- Work to be completed
Copy out the data line for line, beginning with the line that contains "field-value: 2018-08-03 [265, 372, 319, 384]" and continuing through the line that contains "field-value: 삼광의료재단 [252, 291, 322, 305]".

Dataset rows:
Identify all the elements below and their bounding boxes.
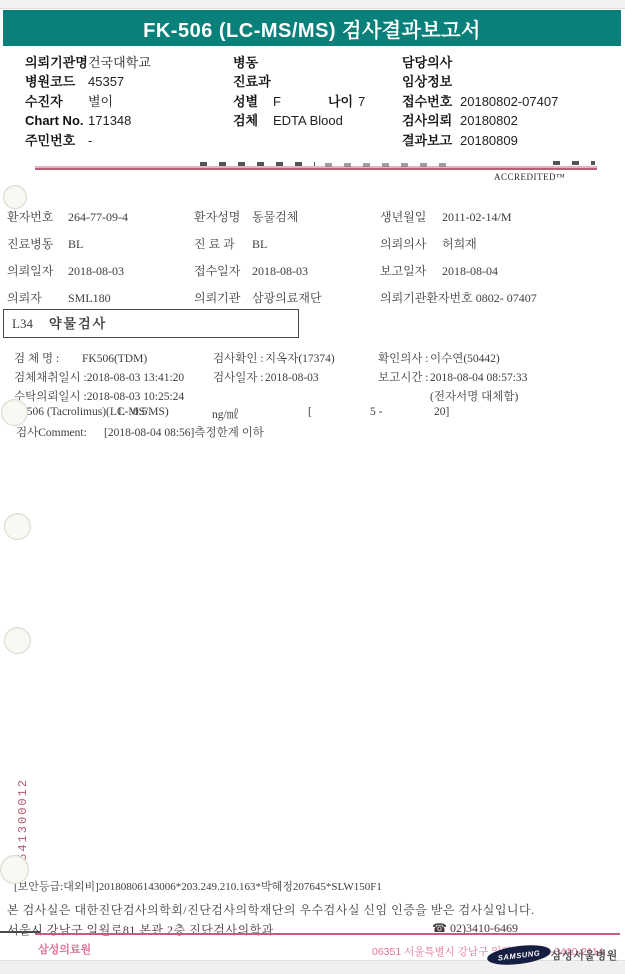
field-value: 2018-08-03 [265, 372, 319, 384]
info-row: 성별F나이7 [233, 92, 365, 111]
field-label: Chart No. [25, 111, 88, 130]
punch-hole [4, 513, 31, 540]
info-row: 수진자별이 [25, 92, 151, 111]
test-section-box: L34 약물검사 [3, 309, 299, 338]
range-high: 20] [434, 406, 449, 418]
info-row: 의뢰기관명건국대학교 [25, 53, 151, 72]
field-label: 보고일자 [380, 262, 442, 279]
field-label: 성별 [233, 92, 273, 111]
field-label: 의뢰일자 [7, 262, 68, 279]
field-value: 2018-08-03 13:41:20 [87, 372, 184, 384]
result-flag: L [118, 406, 125, 418]
field-value: 2018-08-03 [68, 264, 124, 278]
field-label: 의뢰기관명 [25, 53, 88, 72]
field-value: 264-77-09-4 [68, 210, 128, 224]
info-row: 병원코드45357 [25, 72, 151, 91]
field-label: 진 료 과 [194, 235, 252, 252]
punch-hole [4, 627, 31, 654]
field-value: 허희재 [442, 237, 477, 251]
info-row: 검체EDTA Blood [233, 111, 365, 130]
field-label: 병동 [233, 53, 273, 72]
field-value: 2018-08-03 10:25:24 [87, 391, 184, 403]
field-label: 의뢰자 [7, 289, 68, 306]
serial-number-vertical: 541300012 [16, 778, 34, 864]
field-label: 접수번호 [402, 92, 460, 111]
field-label: 나이 [328, 92, 358, 111]
info-row: 결과보고20180809 [402, 131, 558, 150]
field-label: 검체채취일시 : [14, 369, 87, 388]
field-value: 삼광의료재단 [252, 291, 322, 305]
field-label: 검사확인 : [213, 350, 265, 369]
top-gray-strip [0, 0, 625, 9]
field-value: F [273, 92, 328, 111]
field-value: 2011-02-14/M [442, 210, 512, 224]
section-code: L34 [12, 310, 33, 337]
field-label: 의뢰기관환자번호 [380, 289, 473, 306]
detail-column-3: 확인의사 :이수연(50442) 보고시간 :2018-08-04 08:57:… [378, 350, 527, 407]
header-rule-line [35, 168, 597, 170]
request-info-left-column: 의뢰기관명건국대학교 병원코드45357 수진자별이 Chart No.1713… [25, 53, 151, 150]
field-value: SML180 [68, 291, 111, 305]
field-value: EDTA Blood [273, 113, 343, 128]
footer-organization: 삼성의료원 [38, 941, 91, 957]
bottom-gray-strip [0, 960, 625, 974]
field-value: 건국대학교 [88, 55, 151, 70]
range-low: 5 - [370, 406, 382, 418]
field-value: 지옥자(17374) [265, 353, 335, 365]
test-result-row: FK506 (Tacrolimus)(LC-MS/MS) L 0.5 ng/㎖ … [0, 406, 625, 422]
field-label: 접수일자 [194, 262, 252, 279]
field-label: 환자번호 [7, 208, 68, 225]
field-label: 보고시간 : [378, 369, 430, 388]
comment-label: 검사Comment: [16, 424, 87, 440]
field-label: 담당의사 [402, 53, 460, 72]
footer-rule-dark-segment [0, 931, 40, 933]
punch-hole [1, 399, 28, 426]
field-value: 20180802 [460, 113, 518, 128]
field-label: 진료병동 [7, 235, 68, 252]
field-value: 2018-08-03 [252, 264, 308, 278]
info-row: 임상정보 [402, 72, 558, 91]
field-value: 171348 [88, 113, 131, 128]
info-row: 주민번호- [25, 131, 151, 150]
request-info-middle-column: 병동 진료과 성별F나이7 검체EDTA Blood [233, 53, 365, 131]
field-value: 2018-08-04 08:57:33 [430, 372, 527, 384]
comment-text: [2018-08-04 08:56]측정한계 이하 [104, 424, 264, 440]
security-line: [보안등급:대외비]20180806143006*203.249.210.163… [14, 878, 382, 894]
punch-hole [0, 855, 29, 884]
samsung-logo-text: SAMSUNG [497, 948, 540, 962]
clipped-text-artifact [325, 163, 455, 167]
info-row: 병동 [233, 53, 365, 72]
section-name: 약물검사 [49, 310, 107, 337]
field-value: BL [252, 237, 267, 251]
field-label: 수진자 [25, 92, 88, 111]
field-value: 20180809 [460, 133, 518, 148]
clipped-text-artifact [200, 162, 315, 166]
info-row: Chart No.171348 [25, 111, 151, 130]
page-title: FK-506 (LC-MS/MS) 검사결과보고서 [143, 14, 481, 43]
info-row: 검사의뢰20180802 [402, 111, 558, 130]
accredited-mark: ACCREDITED™ [494, 172, 565, 182]
field-label: 진료과 [233, 72, 273, 91]
report-title-bar: FK-506 (LC-MS/MS) 검사결과보고서 [3, 10, 621, 46]
field-label: 검체 [233, 111, 273, 130]
field-value: 동물검체 [252, 210, 298, 224]
lab-address: 서울시 강남구 일원로81 본관 2층 진단검사의학과 [7, 921, 274, 938]
field-value: 별이 [88, 94, 113, 109]
field-label: 검사의뢰 [402, 111, 460, 130]
field-value: - [88, 133, 92, 148]
detail-column-2: 검사확인 :지옥자(17374) 검사일자 :2018-08-03 [213, 350, 335, 388]
detail-column-1: 검 체 명 :FK506(TDM) 검체채취일시 :2018-08-03 13:… [14, 350, 184, 407]
field-value: 45357 [88, 74, 124, 89]
field-value: (전자서명 대체함) [430, 391, 518, 403]
field-value: 7 [358, 94, 365, 109]
clipped-text-artifact [553, 161, 595, 165]
field-label: 의뢰의사 [380, 235, 442, 252]
info-row: 담당의사 [402, 53, 558, 72]
footer-hospital-name: 삼성서울병원 [551, 947, 618, 963]
field-label: 검사일자 : [213, 369, 265, 388]
field-label: 생년월일 [380, 208, 442, 225]
field-value: FK506(TDM) [82, 353, 147, 365]
field-value: 0802- 07407 [476, 291, 537, 305]
field-value: 이수연(50442) [430, 353, 500, 365]
info-row: 접수번호20180802-07407 [402, 92, 558, 111]
field-label: 임상정보 [402, 72, 460, 91]
field-label: 병원코드 [25, 72, 88, 91]
info-row: 진료과 [233, 72, 365, 91]
field-value: BL [68, 237, 83, 251]
range-bracket: [ [308, 406, 312, 418]
field-label: 검 체 명 : [14, 350, 82, 369]
field-label: 주민번호 [25, 131, 88, 150]
result-unit: ng/㎖ [212, 406, 238, 422]
footer-rule-line [35, 933, 620, 935]
request-info-right-column: 담당의사 임상정보 접수번호20180802-07407 검사의뢰2018080… [402, 53, 558, 150]
field-value: 20180802-07407 [460, 94, 558, 109]
field-label: 결과보고 [402, 131, 460, 150]
field-label: 환자성명 [194, 208, 252, 225]
field-value: 2018-08-04 [442, 264, 498, 278]
accreditation-notice: 본 검사실은 대한진단검사의학회/진단검사의학재단의 우수검사실 신임 인증을 … [7, 901, 535, 918]
field-label: 확인의사 : [378, 350, 430, 369]
punch-hole [3, 185, 27, 209]
field-label: 의뢰기관 [194, 289, 252, 306]
result-value: 0.5 [133, 406, 147, 418]
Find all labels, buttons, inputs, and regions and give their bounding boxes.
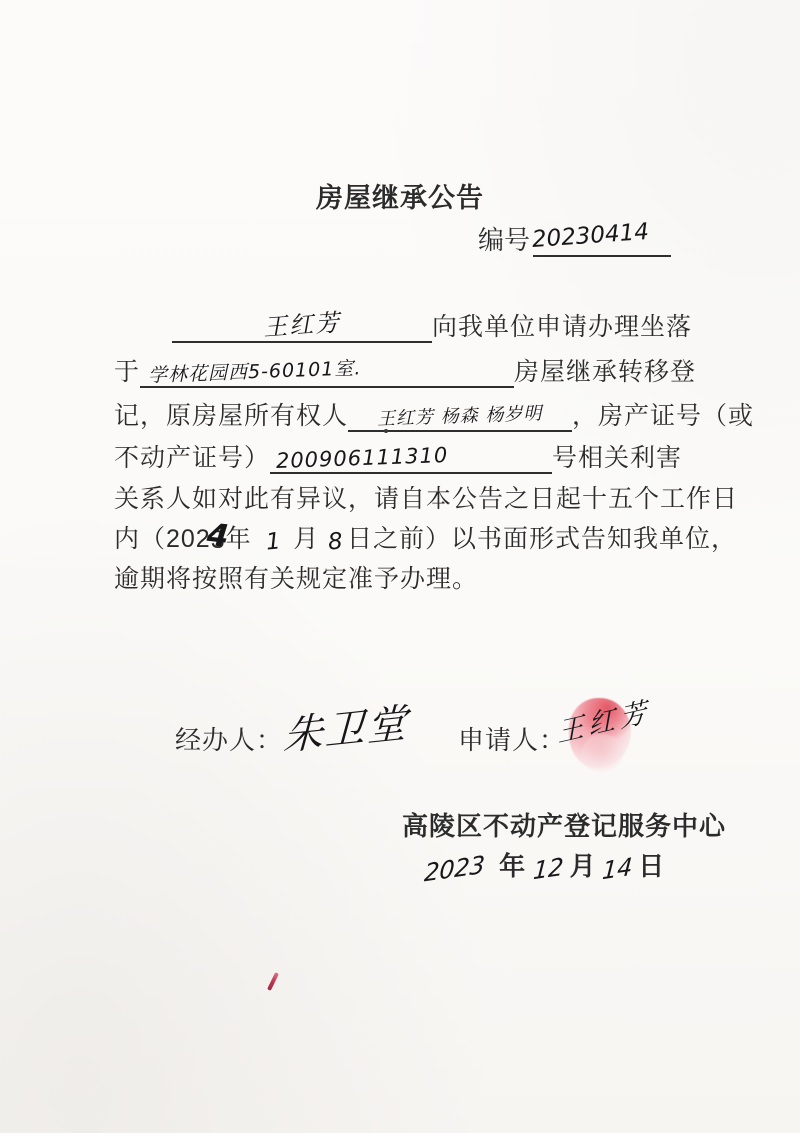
line7-printed-text: 逾期将按照有关规定准予办理。 bbox=[114, 559, 478, 595]
address-handwritten: 学林花园西5-60101室. bbox=[148, 353, 362, 387]
certificate-number-field: 200906111310 bbox=[270, 448, 552, 474]
ink-dot-artifact bbox=[384, 429, 388, 433]
number-label: 编号 bbox=[478, 220, 530, 257]
applicant-name-handwritten: 王红芳 bbox=[262, 302, 342, 342]
footer-month-label: 月 bbox=[570, 846, 596, 883]
footer-date-row: 2023 年 12 月 14 日 bbox=[424, 846, 666, 883]
certificate-number-handwritten: 200906111310 bbox=[276, 443, 449, 473]
footer-year-handwritten: 2023 bbox=[423, 850, 485, 887]
line2-prefix: 于 bbox=[114, 352, 140, 388]
body-line-5: 关系人如对此有异议，请自本公告之日起十五个工作日 bbox=[114, 479, 738, 515]
body-line-1: 王红芳 向我单位申请办理坐落 bbox=[114, 306, 692, 343]
day-handwritten-digit: 8 bbox=[327, 528, 345, 555]
scanned-document-page: 房屋继承公告 编号20230414 王红芳 向我单位申请办理坐落 于 学林花园西… bbox=[0, 0, 800, 1133]
applicant-name-field: 王红芳 bbox=[172, 306, 432, 343]
handler-label: 经办人： bbox=[175, 720, 283, 757]
applicant-label: 申请人： bbox=[458, 720, 566, 757]
handler-signature: 朱卫堂 bbox=[282, 691, 409, 762]
number-underline-field: 20230414 bbox=[533, 224, 671, 257]
body-line-2: 于 学林花园西5-60101室. 房屋继承转移登 bbox=[114, 352, 696, 388]
line4-printed-text: 号相关利害 bbox=[552, 438, 682, 474]
body-line-6: 内（202 3 4 年 1 月 8 日之前）以书面形式告知我单位， bbox=[114, 519, 737, 555]
number-handwritten-value: 20230414 bbox=[531, 219, 650, 253]
owners-handwritten: 王红芳 杨森 杨岁明 bbox=[377, 399, 543, 431]
footer-day-label: 日 bbox=[638, 846, 664, 883]
year-digit-overlap: 3 4 bbox=[211, 526, 226, 555]
footer-year-label: 年 bbox=[499, 846, 525, 883]
organization-name: 高陵区不动产登记服务中心 bbox=[402, 806, 726, 843]
month-handwritten-digit: 1 bbox=[265, 528, 283, 555]
line6-prefix: 内（202 bbox=[114, 519, 211, 555]
line4-prefix: 不动产证号） bbox=[114, 438, 270, 474]
footer-day-handwritten: 14 bbox=[601, 853, 633, 886]
footer-month-handwritten: 12 bbox=[532, 853, 564, 886]
red-pen-mark-artifact bbox=[267, 972, 279, 991]
line6-suffix: 日之前）以书面形式告知我单位， bbox=[347, 519, 737, 555]
line3-prefix: 记，原房屋所有权人 bbox=[114, 396, 348, 432]
body-line-4: 不动产证号） 200906111310 号相关利害 bbox=[114, 438, 682, 474]
line2-printed-text: 房屋继承转移登 bbox=[514, 352, 696, 388]
line6-month-label: 月 bbox=[293, 519, 319, 555]
line5-printed-text: 关系人如对此有异议，请自本公告之日起十五个工作日 bbox=[114, 479, 738, 515]
line1-printed-text: 向我单位申请办理坐落 bbox=[432, 307, 692, 343]
address-field: 学林花园西5-60101室. bbox=[140, 359, 514, 388]
document-title: 房屋继承公告 bbox=[0, 176, 800, 215]
line3-printed-text: ，房产证号（或 bbox=[572, 396, 754, 432]
body-line-3: 记，原房屋所有权人 王红芳 杨森 杨岁明 ，房产证号（或 bbox=[114, 396, 754, 432]
owners-field: 王红芳 杨森 杨岁明 bbox=[348, 404, 572, 432]
document-number-row: 编号20230414 bbox=[478, 220, 671, 257]
year-handwritten-digit: 4 bbox=[205, 517, 231, 555]
body-line-7: 逾期将按照有关规定准予办理。 bbox=[114, 559, 478, 595]
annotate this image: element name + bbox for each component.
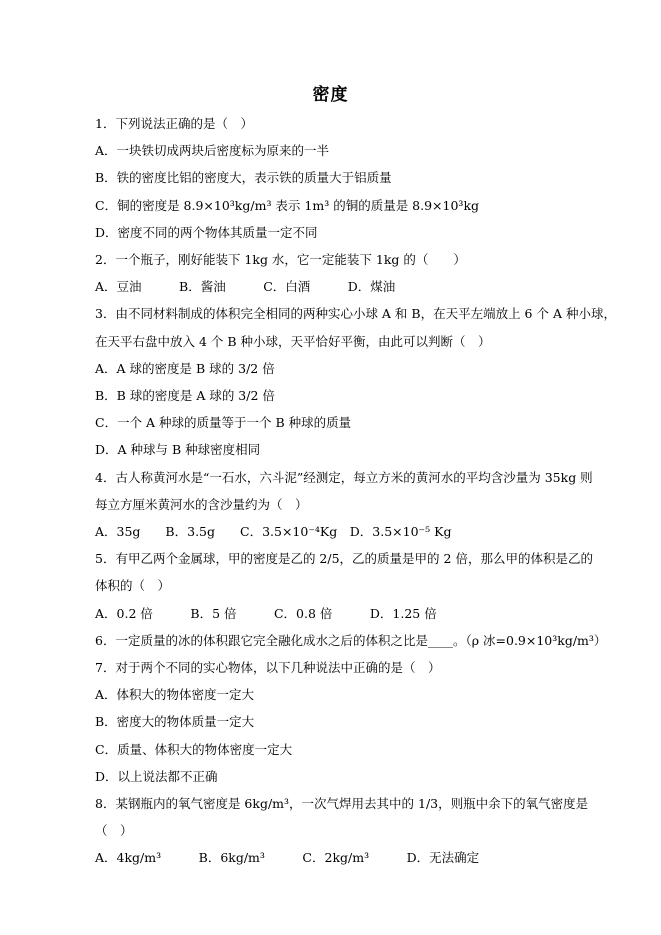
worksheet-page: 密度 1．下列说法正确的是（ ）A．一块铁切成两块后密度标为原来的一半B．铁的密… bbox=[0, 0, 661, 935]
question-5: 5．有甲乙两个金属球，甲的密度是乙的 2/5，乙的质量是甲的 2 倍，那么甲的体… bbox=[95, 545, 631, 627]
question-3-line-2: A．A 球的密度是 B 球的 3/2 倍 bbox=[95, 355, 631, 382]
question-5-line-1: 体积的（ ） bbox=[95, 572, 631, 599]
question-1-line-3: C．铜的密度是 8.9×10³kg/m³ 表示 1m³ 的铜的质量是 8.9×1… bbox=[95, 192, 631, 219]
question-3-line-3: B．B 球的密度是 A 球的 3/2 倍 bbox=[95, 382, 631, 409]
question-7-line-1: A．体积大的物体密度一定大 bbox=[95, 681, 631, 708]
question-2-line-1: A．豆油 B．酱油 C．白酒 D．煤油 bbox=[95, 273, 631, 300]
question-3-line-5: D．A 种球与 B 种球密度相同 bbox=[95, 436, 631, 463]
question-7-line-4: D．以上说法都不正确 bbox=[95, 763, 631, 790]
question-8-line-1: （ ） bbox=[95, 817, 631, 844]
question-1-line-0: 1．下列说法正确的是（ ） bbox=[95, 110, 631, 137]
question-3-line-0: 3．由不同材料制成的体积完全相同的两种实心小球 A 和 B，在天平左端放上 6 … bbox=[95, 300, 631, 327]
question-6: 6．一定质量的冰的体积跟它完全融化成水之后的体积之比是____。（ρ 冰=0.9… bbox=[95, 627, 631, 654]
question-1-line-2: B．铁的密度比铝的密度大，表示铁的质量大于铝质量 bbox=[95, 164, 631, 191]
question-7-line-2: B．密度大的物体质量一定大 bbox=[95, 708, 631, 735]
question-4-line-2: A．35g B．3.5g C．3.5×10⁻⁴Kg D．3.5×10⁻⁵ Kg bbox=[95, 518, 631, 545]
question-7-line-0: 7．对于两个不同的实心物体，以下几种说法中正确的是（ ） bbox=[95, 654, 631, 681]
question-1-line-1: A．一块铁切成两块后密度标为原来的一半 bbox=[95, 137, 631, 164]
question-2: 2．一个瓶子，刚好能装下 1kg 水，它一定能装下 1kg 的（ ）A．豆油 B… bbox=[95, 246, 631, 300]
question-7-line-3: C．质量、体积大的物体密度一定大 bbox=[95, 736, 631, 763]
question-3-line-4: C．一个 A 种球的质量等于一个 B 种球的质量 bbox=[95, 409, 631, 436]
question-6-line-0: 6．一定质量的冰的体积跟它完全融化成水之后的体积之比是____。（ρ 冰=0.9… bbox=[95, 627, 631, 654]
question-3-line-1: 在天平右盘中放入 4 个 B 种小球，天平恰好平衡，由此可以判断（ ） bbox=[95, 328, 631, 355]
question-2-line-0: 2．一个瓶子，刚好能装下 1kg 水，它一定能装下 1kg 的（ ） bbox=[95, 246, 631, 273]
question-8-line-0: 8．某钢瓶内的氧气密度是 6kg/m³，一次气焊用去其中的 1/3，则瓶中余下的… bbox=[95, 790, 631, 817]
question-5-line-2: A．0.2 倍 B．5 倍 C．0.8 倍 D．1.25 倍 bbox=[95, 600, 631, 627]
question-4-line-1: 每立方厘米黄河水的含沙量约为（ ） bbox=[95, 491, 631, 518]
document-body: 1．下列说法正确的是（ ）A．一块铁切成两块后密度标为原来的一半B．铁的密度比铝… bbox=[0, 110, 661, 872]
question-8-line-2: A．4kg/m³ B．6kg/m³ C．2kg/m³ D．无法确定 bbox=[95, 844, 631, 871]
question-7: 7．对于两个不同的实心物体，以下几种说法中正确的是（ ）A．体积大的物体密度一定… bbox=[95, 654, 631, 790]
question-4: 4．古人称黄河水是“一石水，六斗泥”经测定，每立方米的黄河水的平均含沙量为 35… bbox=[95, 464, 631, 546]
question-3: 3．由不同材料制成的体积完全相同的两种实心小球 A 和 B，在天平左端放上 6 … bbox=[95, 300, 631, 463]
question-8: 8．某钢瓶内的氧气密度是 6kg/m³，一次气焊用去其中的 1/3，则瓶中余下的… bbox=[95, 790, 631, 872]
page-title: 密度 bbox=[0, 0, 661, 105]
question-1: 1．下列说法正确的是（ ）A．一块铁切成两块后密度标为原来的一半B．铁的密度比铝… bbox=[95, 110, 631, 246]
question-5-line-0: 5．有甲乙两个金属球，甲的密度是乙的 2/5，乙的质量是甲的 2 倍，那么甲的体… bbox=[95, 545, 631, 572]
question-1-line-4: D．密度不同的两个物体其质量一定不同 bbox=[95, 219, 631, 246]
question-4-line-0: 4．古人称黄河水是“一石水，六斗泥”经测定，每立方米的黄河水的平均含沙量为 35… bbox=[95, 464, 631, 491]
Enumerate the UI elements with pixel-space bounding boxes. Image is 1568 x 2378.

- Answer in full
field-value: 2018-08-03 [265, 372, 319, 384]
info-row: 성별F나이7 [233, 92, 365, 111]
field-label: Chart No. [25, 111, 88, 130]
punch-hole [4, 513, 31, 540]
info-row: 수진자별이 [25, 92, 151, 111]
test-section-box: L34 약물검사 [3, 309, 299, 338]
range-high: 20] [434, 406, 449, 418]
info-row: 의뢰기관명건국대학교 [25, 53, 151, 72]
field-label: 보고일자 [380, 262, 442, 279]
field-label: 성별 [233, 92, 273, 111]
field-label: 의뢰일자 [7, 262, 68, 279]
field-value: 2018-08-03 13:41:20 [87, 372, 184, 384]
result-flag: L [118, 406, 125, 418]
field-value: 2018-08-03 [68, 264, 124, 278]
field-label: 의뢰기관명 [25, 53, 88, 72]
field-value: 264-77-09-4 [68, 210, 128, 224]
info-row: 병원코드45357 [25, 72, 151, 91]
field-label: 진 료 과 [194, 235, 252, 252]
punch-hole [4, 627, 31, 654]
field-value: 허희재 [442, 237, 477, 251]
info-row: 검체EDTA Blood [233, 111, 365, 130]
field-label: 병동 [233, 53, 273, 72]
field-value: 2018-08-03 10:25:24 [87, 391, 184, 403]
field-label: 의뢰자 [7, 289, 68, 306]
serial-number-vertical: 541300012 [16, 778, 34, 864]
field-label: 접수번호 [402, 92, 460, 111]
field-label: 나이 [328, 92, 358, 111]
info-row: 결과보고20180809 [402, 131, 558, 150]
field-label: 검체채취일시 : [14, 369, 87, 388]
field-value: 삼광의료재단 [252, 291, 322, 305]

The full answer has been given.